--- begin Supplied entries ---

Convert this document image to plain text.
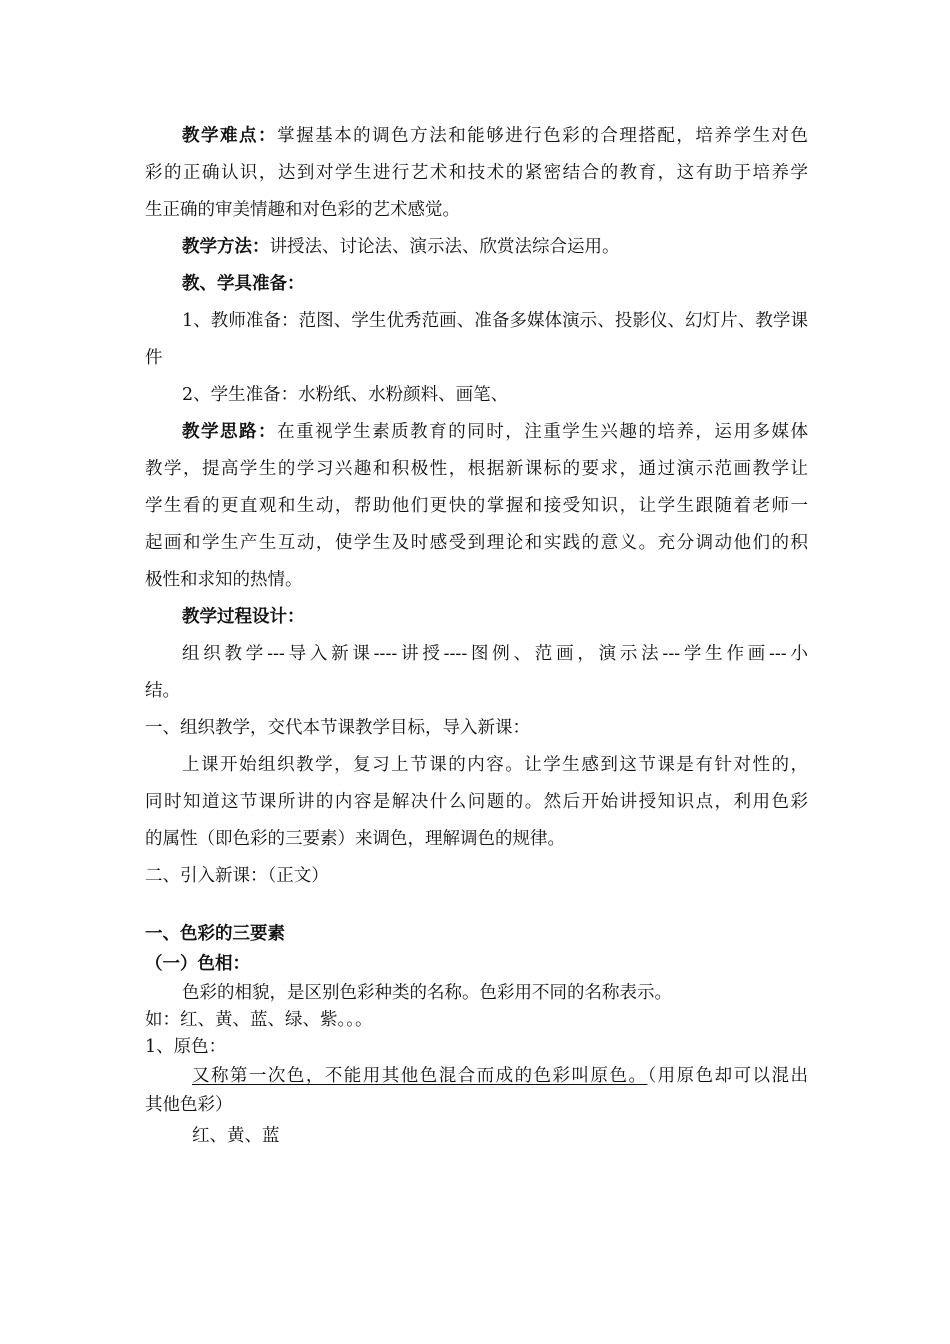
教学难点：掌握基本的调色方法和能够进行色彩的合理搭配，培养学生对色
彩的正确认识，达到对学生进行艺术和技术的紧密结合的教育，这有助于培养学
生正确的审美情趣和对色彩的艺术感觉。
教学方法：讲授法、讨论法、演示法、欣赏法综合运用。
教、学具准备：
1、教师准备：范图、学生优秀范画、准备多媒体演示、投影仪、幻灯片、教学课
件
2、学生准备：水粉纸、水粉颜料、画笔、
教学思路：在重视学生素质教育的同时，注重学生兴趣的培养，运用多媒体
教学，提高学生的学习兴趣和积极性，根据新课标的要求，通过演示范画教学让
学生看的更直观和生动，帮助他们更快的掌握和接受知识，让学生跟随着老师一
起画和学生产生互动，使学生及时感受到理论和实践的意义。充分调动他们的积
极性和求知的热情。
教学过程设计：
组织教学---导入新课----讲授----图例、范画，演示法---学生作画---小
结。
一、组织教学，交代本节课教学目标，导入新课：
上课开始组织教学，复习上节课的内容。让学生感到这节课是有针对性的，
同时知道这节课所讲的内容是解决什么问题的。然后开始讲授知识点，利用色彩
的属性（即色彩的三要素）来调色，理解调色的规律。
二、引入新课：（正文）
一、色彩的三要素
（一）色相：
色彩的相貌，是区别色彩种类的名称。色彩用不同的名称表示。
如：红、黄、蓝、绿、紫。。。
1、原色：
又称第一次色，不能用其他色混合而成的色彩叫原色。（用原色却可以混出
其他色彩）
红、黄、蓝
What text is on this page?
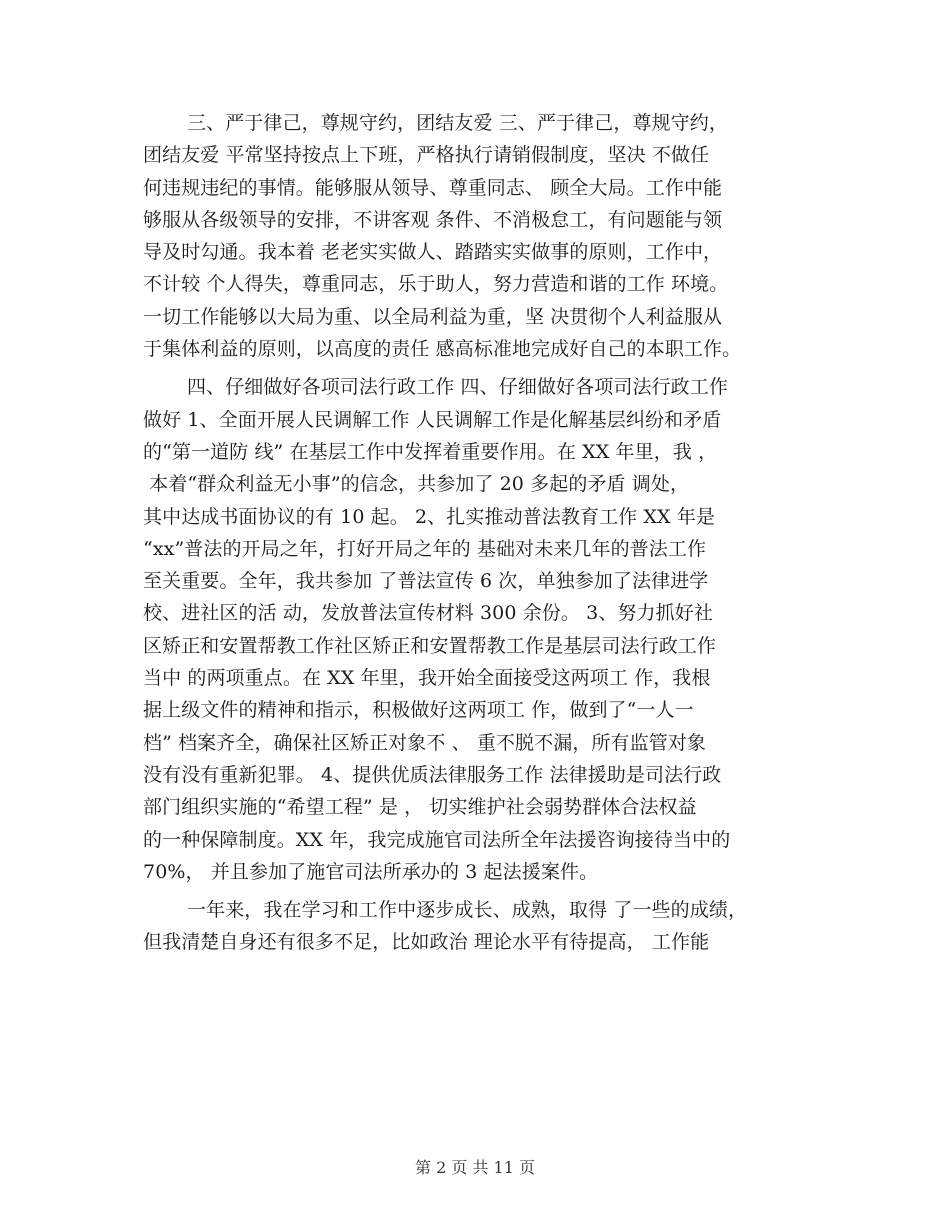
三、严于律己，尊规守约，团结友爱 三、严于律己，尊规守约，
团结友爱 平常坚持按点上下班，严格执行请销假制度，坚决 不做任
何违规违纪的事情。能够服从领导、尊重同志、 顾全大局。工作中能
够服从各级领导的安排，不讲客观 条件、不消极怠工，有问题能与领
导及时勾通。我本着 老老实实做人、踏踏实实做事的原则，工作中，
不计较 个人得失，尊重同志，乐于助人，努力营造和谐的工作 环境。
一切工作能够以大局为重、以全局利益为重，坚 决贯彻个人利益服从
于集体利益的原则，以高度的责任 感高标准地完成好自己的本职工作。
四、仔细做好各项司法行政工作 四、仔细做好各项司法行政工作
做好 1、全面开展人民调解工作 人民调解工作是化解基层纠纷和矛盾
的“第一道防 线” 在基层工作中发挥着重要作用。在 XX 年里，我 ，
本着“群众利益无小事”的信念，共参加了 20 多起的矛盾 调处，
其中达成书面协议的有 10 起。 2、扎实推动普法教育工作 XX 年是
“xx”普法的开局之年，打好开局之年的 基础对未来几年的普法工作
至关重要。全年，我共参加 了普法宣传 6 次，单独参加了法律进学
校、进社区的活 动，发放普法宣传材料 300 余份。 3、努力抓好社
区矫正和安置帮教工作社区矫正和安置帮教工作是基层司法行政工作
当中 的两项重点。在 XX 年里，我开始全面接受这两项工 作，我根
据上级文件的精神和指示，积极做好这两项工 作，做到了“一人一
档” 档案齐全，确保社区矫正对象不 、 重不脱不漏，所有监管对象
没有没有重新犯罪。 4、提供优质法律服务工作 法律援助是司法行政
部门组织实施的“希望工程” 是 ， 切实维护社会弱势群体合法权益
的一种保障制度。XX 年，我完成施官司法所全年法援咨询接待当中的
70%， 并且参加了施官司法所承办的 3 起法援案件。
一年来，我在学习和工作中逐步成长、成熟，取得 了一些的成绩，
但我清楚自身还有很多不足，比如政治 理论水平有待提高， 工作能
第 2 页 共 11 页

--- end Supplied entries ---

Job
Quote the material word for word, dropping any images it holds.

Solution to the problem
Convert this document image to plain text.
教学难点：掌握基本的调色方法和能够进行色彩的合理搭配，培养学生对色
彩的正确认识，达到对学生进行艺术和技术的紧密结合的教育，这有助于培养学
生正确的审美情趣和对色彩的艺术感觉。
教学方法：讲授法、讨论法、演示法、欣赏法综合运用。
教、学具准备：
1、教师准备：范图、学生优秀范画、准备多媒体演示、投影仪、幻灯片、教学课
件
2、学生准备：水粉纸、水粉颜料、画笔、
教学思路：在重视学生素质教育的同时，注重学生兴趣的培养，运用多媒体
教学，提高学生的学习兴趣和积极性，根据新课标的要求，通过演示范画教学让
学生看的更直观和生动，帮助他们更快的掌握和接受知识，让学生跟随着老师一
起画和学生产生互动，使学生及时感受到理论和实践的意义。充分调动他们的积
极性和求知的热情。
教学过程设计：
组织教学---导入新课----讲授----图例、范画，演示法---学生作画---小
结。
一、组织教学，交代本节课教学目标，导入新课：
上课开始组织教学，复习上节课的内容。让学生感到这节课是有针对性的，
同时知道这节课所讲的内容是解决什么问题的。然后开始讲授知识点，利用色彩
的属性（即色彩的三要素）来调色，理解调色的规律。
二、引入新课：（正文）
一、色彩的三要素
（一）色相：
色彩的相貌，是区别色彩种类的名称。色彩用不同的名称表示。
如：红、黄、蓝、绿、紫。。。
1、原色：
又称第一次色，不能用其他色混合而成的色彩叫原色。（用原色却可以混出
其他色彩）
红、黄、蓝
What text is on this page?
三、严于律己，尊规守约，团结友爱 三、严于律己，尊规守约，
团结友爱 平常坚持按点上下班，严格执行请销假制度，坚决 不做任
何违规违纪的事情。能够服从领导、尊重同志、 顾全大局。工作中能
够服从各级领导的安排，不讲客观 条件、不消极怠工，有问题能与领
导及时勾通。我本着 老老实实做人、踏踏实实做事的原则，工作中，
不计较 个人得失，尊重同志，乐于助人，努力营造和谐的工作 环境。
一切工作能够以大局为重、以全局利益为重，坚 决贯彻个人利益服从
于集体利益的原则，以高度的责任 感高标准地完成好自己的本职工作。
四、仔细做好各项司法行政工作 四、仔细做好各项司法行政工作
做好 1、全面开展人民调解工作 人民调解工作是化解基层纠纷和矛盾
的“第一道防 线” 在基层工作中发挥着重要作用。在 XX 年里，我 ，
本着“群众利益无小事”的信念，共参加了 20 多起的矛盾 调处，
其中达成书面协议的有 10 起。 2、扎实推动普法教育工作 XX 年是
“xx”普法的开局之年，打好开局之年的 基础对未来几年的普法工作
至关重要。全年，我共参加 了普法宣传 6 次，单独参加了法律进学
校、进社区的活 动，发放普法宣传材料 300 余份。 3、努力抓好社
区矫正和安置帮教工作社区矫正和安置帮教工作是基层司法行政工作
当中 的两项重点。在 XX 年里，我开始全面接受这两项工 作，我根
据上级文件的精神和指示，积极做好这两项工 作，做到了“一人一
档” 档案齐全，确保社区矫正对象不 、 重不脱不漏，所有监管对象
没有没有重新犯罪。 4、提供优质法律服务工作 法律援助是司法行政
部门组织实施的“希望工程” 是 ， 切实维护社会弱势群体合法权益
的一种保障制度。XX 年，我完成施官司法所全年法援咨询接待当中的
70%， 并且参加了施官司法所承办的 3 起法援案件。
一年来，我在学习和工作中逐步成长、成熟，取得 了一些的成绩，
但我清楚自身还有很多不足，比如政治 理论水平有待提高， 工作能
第 2 页 共 11 页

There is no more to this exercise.